What you will do — Each record below is to be reproduced without any change.

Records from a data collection
==============================

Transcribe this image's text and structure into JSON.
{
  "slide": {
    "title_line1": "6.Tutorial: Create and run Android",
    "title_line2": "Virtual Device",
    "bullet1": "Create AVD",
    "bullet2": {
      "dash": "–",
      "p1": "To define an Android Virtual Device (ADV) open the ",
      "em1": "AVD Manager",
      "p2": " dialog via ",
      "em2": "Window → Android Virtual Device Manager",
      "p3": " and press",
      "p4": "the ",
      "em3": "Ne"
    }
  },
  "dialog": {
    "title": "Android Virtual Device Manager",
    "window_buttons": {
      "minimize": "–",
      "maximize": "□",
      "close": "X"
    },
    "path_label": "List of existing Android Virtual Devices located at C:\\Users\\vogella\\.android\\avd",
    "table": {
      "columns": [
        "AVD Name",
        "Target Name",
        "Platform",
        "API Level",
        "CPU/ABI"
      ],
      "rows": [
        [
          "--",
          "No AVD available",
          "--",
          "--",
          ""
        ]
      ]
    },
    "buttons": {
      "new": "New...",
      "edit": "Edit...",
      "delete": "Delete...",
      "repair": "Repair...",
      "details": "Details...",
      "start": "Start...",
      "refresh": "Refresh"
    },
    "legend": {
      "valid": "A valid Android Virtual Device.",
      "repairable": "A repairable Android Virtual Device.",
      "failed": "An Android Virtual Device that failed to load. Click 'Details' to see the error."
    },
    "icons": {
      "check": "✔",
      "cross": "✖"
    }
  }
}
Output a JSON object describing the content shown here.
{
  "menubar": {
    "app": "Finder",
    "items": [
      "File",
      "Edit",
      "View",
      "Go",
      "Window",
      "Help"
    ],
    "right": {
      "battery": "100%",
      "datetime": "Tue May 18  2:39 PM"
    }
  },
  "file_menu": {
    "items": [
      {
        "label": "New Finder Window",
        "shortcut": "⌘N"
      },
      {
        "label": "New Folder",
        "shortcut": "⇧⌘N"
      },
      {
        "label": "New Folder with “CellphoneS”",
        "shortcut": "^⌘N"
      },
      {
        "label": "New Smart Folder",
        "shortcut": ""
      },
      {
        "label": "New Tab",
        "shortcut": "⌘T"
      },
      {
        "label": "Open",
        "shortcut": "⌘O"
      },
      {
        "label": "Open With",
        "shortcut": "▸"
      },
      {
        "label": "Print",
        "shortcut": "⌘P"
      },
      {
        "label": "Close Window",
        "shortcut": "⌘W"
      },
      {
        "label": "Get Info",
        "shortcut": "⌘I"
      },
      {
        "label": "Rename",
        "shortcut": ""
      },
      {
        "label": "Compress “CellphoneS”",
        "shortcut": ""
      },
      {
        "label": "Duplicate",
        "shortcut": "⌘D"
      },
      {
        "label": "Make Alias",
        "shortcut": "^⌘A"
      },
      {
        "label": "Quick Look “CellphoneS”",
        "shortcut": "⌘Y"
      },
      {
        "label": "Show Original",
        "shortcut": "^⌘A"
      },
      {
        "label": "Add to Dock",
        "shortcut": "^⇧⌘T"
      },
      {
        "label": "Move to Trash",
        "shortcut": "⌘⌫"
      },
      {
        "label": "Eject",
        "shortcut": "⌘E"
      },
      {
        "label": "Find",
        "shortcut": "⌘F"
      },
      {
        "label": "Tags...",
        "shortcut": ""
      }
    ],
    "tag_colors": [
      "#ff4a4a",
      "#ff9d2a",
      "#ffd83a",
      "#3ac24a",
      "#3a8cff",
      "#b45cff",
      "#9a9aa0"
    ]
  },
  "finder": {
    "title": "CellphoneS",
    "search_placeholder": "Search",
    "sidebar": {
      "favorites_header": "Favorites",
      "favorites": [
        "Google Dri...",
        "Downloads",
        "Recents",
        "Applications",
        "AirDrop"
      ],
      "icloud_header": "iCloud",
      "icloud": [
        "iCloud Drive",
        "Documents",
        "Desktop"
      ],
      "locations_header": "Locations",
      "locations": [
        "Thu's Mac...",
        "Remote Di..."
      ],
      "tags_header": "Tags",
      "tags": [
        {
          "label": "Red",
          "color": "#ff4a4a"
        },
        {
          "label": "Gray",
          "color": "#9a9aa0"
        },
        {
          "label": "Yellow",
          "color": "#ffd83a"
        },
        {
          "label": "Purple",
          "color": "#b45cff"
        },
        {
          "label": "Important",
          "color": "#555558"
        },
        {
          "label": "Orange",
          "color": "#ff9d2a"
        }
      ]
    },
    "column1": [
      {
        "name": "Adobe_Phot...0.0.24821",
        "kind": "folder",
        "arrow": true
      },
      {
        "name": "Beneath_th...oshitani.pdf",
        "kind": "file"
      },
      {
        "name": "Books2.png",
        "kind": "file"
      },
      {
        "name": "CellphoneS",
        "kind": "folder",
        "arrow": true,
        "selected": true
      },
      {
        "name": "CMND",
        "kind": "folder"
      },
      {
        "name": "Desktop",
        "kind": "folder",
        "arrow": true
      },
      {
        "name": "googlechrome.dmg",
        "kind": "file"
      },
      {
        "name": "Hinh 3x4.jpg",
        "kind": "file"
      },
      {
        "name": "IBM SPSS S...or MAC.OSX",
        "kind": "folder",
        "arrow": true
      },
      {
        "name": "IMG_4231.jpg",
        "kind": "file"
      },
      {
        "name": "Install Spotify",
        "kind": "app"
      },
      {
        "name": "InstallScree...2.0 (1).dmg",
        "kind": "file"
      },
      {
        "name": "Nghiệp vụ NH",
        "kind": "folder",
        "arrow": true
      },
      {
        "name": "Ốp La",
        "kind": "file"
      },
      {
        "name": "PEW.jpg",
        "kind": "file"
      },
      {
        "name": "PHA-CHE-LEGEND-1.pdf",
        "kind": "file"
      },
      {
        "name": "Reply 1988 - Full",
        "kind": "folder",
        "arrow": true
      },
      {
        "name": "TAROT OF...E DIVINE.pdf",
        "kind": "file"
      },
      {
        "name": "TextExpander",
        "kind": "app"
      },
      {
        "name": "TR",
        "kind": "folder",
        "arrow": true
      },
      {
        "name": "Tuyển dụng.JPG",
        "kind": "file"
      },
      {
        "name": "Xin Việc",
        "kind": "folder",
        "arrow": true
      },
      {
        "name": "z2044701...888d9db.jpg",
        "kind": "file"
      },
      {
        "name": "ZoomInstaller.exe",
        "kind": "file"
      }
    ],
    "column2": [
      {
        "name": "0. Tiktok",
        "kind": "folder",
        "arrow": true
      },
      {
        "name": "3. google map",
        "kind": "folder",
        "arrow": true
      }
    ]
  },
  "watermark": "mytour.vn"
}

==============================

Solution for this exercise —
Transcribe this image's text and structure into JSON.
{
  "slide": {
    "title_line1": "6.Tutorial: Create and run Android",
    "title_line2": "Virtual Device",
    "bullet1": "Create AVD",
    "bullet2": {
      "dash": "–",
      "p1": "To define an Android Virtual Device (ADV) open the ",
      "em1": "AVD Manager",
      "p2": " dialog via ",
      "em2": "Window → Android Virtual Device Manager",
      "p3": " and press",
      "p4": "the ",
      "em3": "Ne"
    }
  },
  "dialog": {
    "title": "Android Virtual Device Manager",
    "window_buttons": {
      "minimize": "–",
      "maximize": "□",
      "close": "X"
    },
    "path_label": "List of existing Android Virtual Devices located at C:\\Users\\vogella\\.android\\avd",
    "table": {
      "columns": [
        "AVD Name",
        "Target Name",
        "Platform",
        "API Level",
        "CPU/ABI"
      ],
      "rows": [
        [
          "--",
          "No AVD available",
          "--",
          "--",
          ""
        ]
      ]
    },
    "buttons": {
      "new": "New...",
      "edit": "Edit...",
      "delete": "Delete...",
      "repair": "Repair...",
      "details": "Details...",
      "start": "Start...",
      "refresh": "Refresh"
    },
    "legend": {
      "valid": "A valid Android Virtual Device.",
      "repairable": "A repairable Android Virtual Device.",
      "failed": "An Android Virtual Device that failed to load. Click 'Details' to see the error."
    },
    "icons": {
      "check": "✔",
      "cross": "✖"
    }
  }
}
Output a JSON object describing the content shown here.
{
  "menubar": {
    "app": "Finder",
    "items": [
      "File",
      "Edit",
      "View",
      "Go",
      "Window",
      "Help"
    ],
    "right": {
      "battery": "100%",
      "datetime": "Tue May 18  2:39 PM"
    }
  },
  "file_menu": {
    "items": [
      {
        "label": "New Finder Window",
        "shortcut": "⌘N"
      },
      {
        "label": "New Folder",
        "shortcut": "⇧⌘N"
      },
      {
        "label": "New Folder with “CellphoneS”",
        "shortcut": "^⌘N"
      },
      {
        "label": "New Smart Folder",
        "shortcut": ""
      },
      {
        "label": "New Tab",
        "shortcut": "⌘T"
      },
      {
        "label": "Open",
        "shortcut": "⌘O"
      },
      {
        "label": "Open With",
        "shortcut": "▸"
      },
      {
        "label": "Print",
        "shortcut": "⌘P"
      },
      {
        "label": "Close Window",
        "shortcut": "⌘W"
      },
      {
        "label": "Get Info",
        "shortcut": "⌘I"
      },
      {
        "label": "Rename",
        "shortcut": ""
      },
      {
        "label": "Compress “CellphoneS”",
        "shortcut": ""
      },
      {
        "label": "Duplicate",
        "shortcut": "⌘D"
      },
      {
        "label": "Make Alias",
        "shortcut": "^⌘A"
      },
      {
        "label": "Quick Look “CellphoneS”",
        "shortcut": "⌘Y"
      },
      {
        "label": "Show Original",
        "shortcut": "^⌘A"
      },
      {
        "label": "Add to Dock",
        "shortcut": "^⇧⌘T"
      },
      {
        "label": "Move to Trash",
        "shortcut": "⌘⌫"
      },
      {
        "label": "Eject",
        "shortcut": "⌘E"
      },
      {
        "label": "Find",
        "shortcut": "⌘F"
      },
      {
        "label": "Tags...",
        "shortcut": ""
      }
    ],
    "tag_colors": [
      "#ff4a4a",
      "#ff9d2a",
      "#ffd83a",
      "#3ac24a",
      "#3a8cff",
      "#b45cff",
      "#9a9aa0"
    ]
  },
  "finder": {
    "title": "CellphoneS",
    "search_placeholder": "Search",
    "sidebar": {
      "favorites_header": "Favorites",
      "favorites": [
        "Google Dri...",
        "Downloads",
        "Recents",
        "Applications",
        "AirDrop"
      ],
      "icloud_header": "iCloud",
      "icloud": [
        "iCloud Drive",
        "Documents",
        "Desktop"
      ],
      "locations_header": "Locations",
      "locations": [
        "Thu's Mac...",
        "Remote Di..."
      ],
      "tags_header": "Tags",
      "tags": [
        {
          "label": "Red",
          "color": "#ff4a4a"
        },
        {
          "label": "Gray",
          "color": "#9a9aa0"
        },
        {
          "label": "Yellow",
          "color": "#ffd83a"
        },
        {
          "label": "Purple",
          "color": "#b45cff"
        },
        {
          "label": "Important",
          "color": "#555558"
        },
        {
          "label": "Orange",
          "color": "#ff9d2a"
        }
      ]
    },
    "column1": [
      {
        "name": "Adobe_Phot...0.0.24821",
        "kind": "folder",
        "arrow": true
      },
      {
        "name": "Beneath_th...oshitani.pdf",
        "kind": "file"
      },
      {
        "name": "Books2.png",
        "kind": "file"
      },
      {
        "name": "CellphoneS",
        "kind": "folder",
        "arrow": true,
        "selected": true
      },
      {
        "name": "CMND",
        "kind": "folder"
      },
      {
        "name": "Desktop",
        "kind": "folder",
        "arrow": true
      },
      {
        "name": "googlechrome.dmg",
        "kind": "file"
      },
      {
        "name": "Hinh 3x4.jpg",
        "kind": "file"
      },
      {
        "name": "IBM SPSS S...or MAC.OSX",
        "kind": "folder",
        "arrow": true
      },
      {
        "name": "IMG_4231.jpg",
        "kind": "file"
      },
      {
        "name": "Install Spotify",
        "kind": "app"
      },
      {
        "name": "InstallScree...2.0 (1).dmg",
        "kind": "file"
      },
      {
        "name": "Nghiệp vụ NH",
        "kind": "folder",
        "arrow": true
      },
      {
        "name": "Ốp La",
        "kind": "file"
      },
      {
        "name": "PEW.jpg",
        "kind": "file"
      },
      {
        "name": "PHA-CHE-LEGEND-1.pdf",
        "kind": "file"
      },
      {
        "name": "Reply 1988 - Full",
        "kind": "folder",
        "arrow": true
      },
      {
        "name": "TAROT OF...E DIVINE.pdf",
        "kind": "file"
      },
      {
        "name": "TextExpander",
        "kind": "app"
      },
      {
        "name": "TR",
        "kind": "folder",
        "arrow": true
      },
      {
        "name": "Tuyển dụng.JPG",
        "kind": "file"
      },
      {
        "name": "Xin Việc",
        "kind": "folder",
        "arrow": true
      },
      {
        "name": "z2044701...888d9db.jpg",
        "kind": "file"
      },
      {
        "name": "ZoomInstaller.exe",
        "kind": "file"
      }
    ],
    "column2": [
      {
        "name": "0. Tiktok",
        "kind": "folder",
        "arrow": true
      },
      {
        "name": "3. google map",
        "kind": "folder",
        "arrow": true
      }
    ]
  },
  "watermark": "mytour.vn"
}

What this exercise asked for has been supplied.